Nothing but the lines from the one containing "Type out the text in this image." through the last line should be written out, please, exactly as they stand.

■ ■ ■ ■ ■

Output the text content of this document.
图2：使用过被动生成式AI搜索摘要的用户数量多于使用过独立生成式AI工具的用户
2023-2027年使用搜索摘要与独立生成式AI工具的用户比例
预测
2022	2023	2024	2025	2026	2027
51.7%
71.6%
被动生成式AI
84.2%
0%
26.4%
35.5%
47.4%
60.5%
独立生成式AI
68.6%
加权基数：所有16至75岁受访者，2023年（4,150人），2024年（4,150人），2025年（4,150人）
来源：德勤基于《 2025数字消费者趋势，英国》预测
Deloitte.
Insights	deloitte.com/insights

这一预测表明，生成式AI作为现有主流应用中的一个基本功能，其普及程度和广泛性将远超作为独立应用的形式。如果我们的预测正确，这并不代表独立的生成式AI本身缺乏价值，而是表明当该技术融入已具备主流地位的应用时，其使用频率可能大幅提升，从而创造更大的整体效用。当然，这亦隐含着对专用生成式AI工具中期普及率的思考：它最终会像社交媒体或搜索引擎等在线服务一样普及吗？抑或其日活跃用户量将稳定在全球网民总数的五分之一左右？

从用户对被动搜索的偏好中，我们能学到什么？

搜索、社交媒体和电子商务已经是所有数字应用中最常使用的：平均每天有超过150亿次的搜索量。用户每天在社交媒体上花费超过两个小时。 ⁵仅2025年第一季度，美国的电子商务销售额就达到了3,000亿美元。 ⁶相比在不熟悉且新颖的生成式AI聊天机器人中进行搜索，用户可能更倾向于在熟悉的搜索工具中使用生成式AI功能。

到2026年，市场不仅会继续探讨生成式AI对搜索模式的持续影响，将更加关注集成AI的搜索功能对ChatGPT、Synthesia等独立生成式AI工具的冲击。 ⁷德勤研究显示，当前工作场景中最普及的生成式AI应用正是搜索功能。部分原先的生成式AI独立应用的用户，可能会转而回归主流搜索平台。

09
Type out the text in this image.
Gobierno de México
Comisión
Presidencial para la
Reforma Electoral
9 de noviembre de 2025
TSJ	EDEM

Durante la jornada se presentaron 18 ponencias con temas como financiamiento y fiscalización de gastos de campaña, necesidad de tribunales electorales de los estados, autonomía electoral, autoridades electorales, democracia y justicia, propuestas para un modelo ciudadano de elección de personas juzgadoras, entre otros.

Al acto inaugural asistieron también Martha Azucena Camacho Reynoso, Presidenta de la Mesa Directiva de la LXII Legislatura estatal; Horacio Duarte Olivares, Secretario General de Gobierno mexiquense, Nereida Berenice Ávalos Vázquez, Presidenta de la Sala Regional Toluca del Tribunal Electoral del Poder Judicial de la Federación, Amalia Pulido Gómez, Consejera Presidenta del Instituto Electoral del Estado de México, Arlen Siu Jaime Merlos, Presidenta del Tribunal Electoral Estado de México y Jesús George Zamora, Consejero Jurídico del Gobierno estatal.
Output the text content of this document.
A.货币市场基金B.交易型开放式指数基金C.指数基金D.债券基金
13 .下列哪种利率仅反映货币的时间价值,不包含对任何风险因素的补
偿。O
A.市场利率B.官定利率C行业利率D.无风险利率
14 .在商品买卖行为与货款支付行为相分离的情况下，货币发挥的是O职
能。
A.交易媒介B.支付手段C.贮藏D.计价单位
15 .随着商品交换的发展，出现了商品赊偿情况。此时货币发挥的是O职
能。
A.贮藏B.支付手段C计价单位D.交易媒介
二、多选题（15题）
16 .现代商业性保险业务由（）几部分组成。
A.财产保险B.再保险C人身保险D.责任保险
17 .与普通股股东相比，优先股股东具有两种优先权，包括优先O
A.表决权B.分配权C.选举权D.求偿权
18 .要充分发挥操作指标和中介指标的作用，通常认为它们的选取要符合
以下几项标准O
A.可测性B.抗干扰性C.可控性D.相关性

■ ■ ■ ■ ■

RESPONSE BELOW »
Type out the text in this image.
Gobierno de México
Comisión
Presidencial para la
Reforma Electoral
9 de noviembre de 2025
TSJ	EDEM

Durante la jornada se presentaron 18 ponencias con temas como financiamiento y fiscalización de gastos de campaña, necesidad de tribunales electorales de los estados, autonomía electoral, autoridades electorales, democracia y justicia, propuestas para un modelo ciudadano de elección de personas juzgadoras, entre otros.

Al acto inaugural asistieron también Martha Azucena Camacho Reynoso, Presidenta de la Mesa Directiva de la LXII Legislatura estatal; Horacio Duarte Olivares, Secretario General de Gobierno mexiquense, Nereida Berenice Ávalos Vázquez, Presidenta de la Sala Regional Toluca del Tribunal Electoral del Poder Judicial de la Federación, Amalia Pulido Gómez, Consejera Presidenta del Instituto Electoral del Estado de México, Arlen Siu Jaime Merlos, Presidenta del Tribunal Electoral Estado de México y Jesús George Zamora, Consejero Jurídico del Gobierno estatal.
Output the text content of this document.
A.货币市场基金B.交易型开放式指数基金C.指数基金D.债券基金
13 .下列哪种利率仅反映货币的时间价值,不包含对任何风险因素的补
偿。O
A.市场利率B.官定利率C行业利率D.无风险利率
14 .在商品买卖行为与货款支付行为相分离的情况下，货币发挥的是O职
能。
A.交易媒介B.支付手段C.贮藏D.计价单位
15 .随着商品交换的发展，出现了商品赊偿情况。此时货币发挥的是O职
能。
A.贮藏B.支付手段C计价单位D.交易媒介
二、多选题（15题）
16 .现代商业性保险业务由（）几部分组成。
A.财产保险B.再保险C人身保险D.责任保险
17 .与普通股股东相比，优先股股东具有两种优先权，包括优先O
A.表决权B.分配权C.选举权D.求偿权
18 .要充分发挥操作指标和中介指标的作用，通常认为它们的选取要符合
以下几项标准O
A.可测性B.抗干扰性C.可控性D.相关性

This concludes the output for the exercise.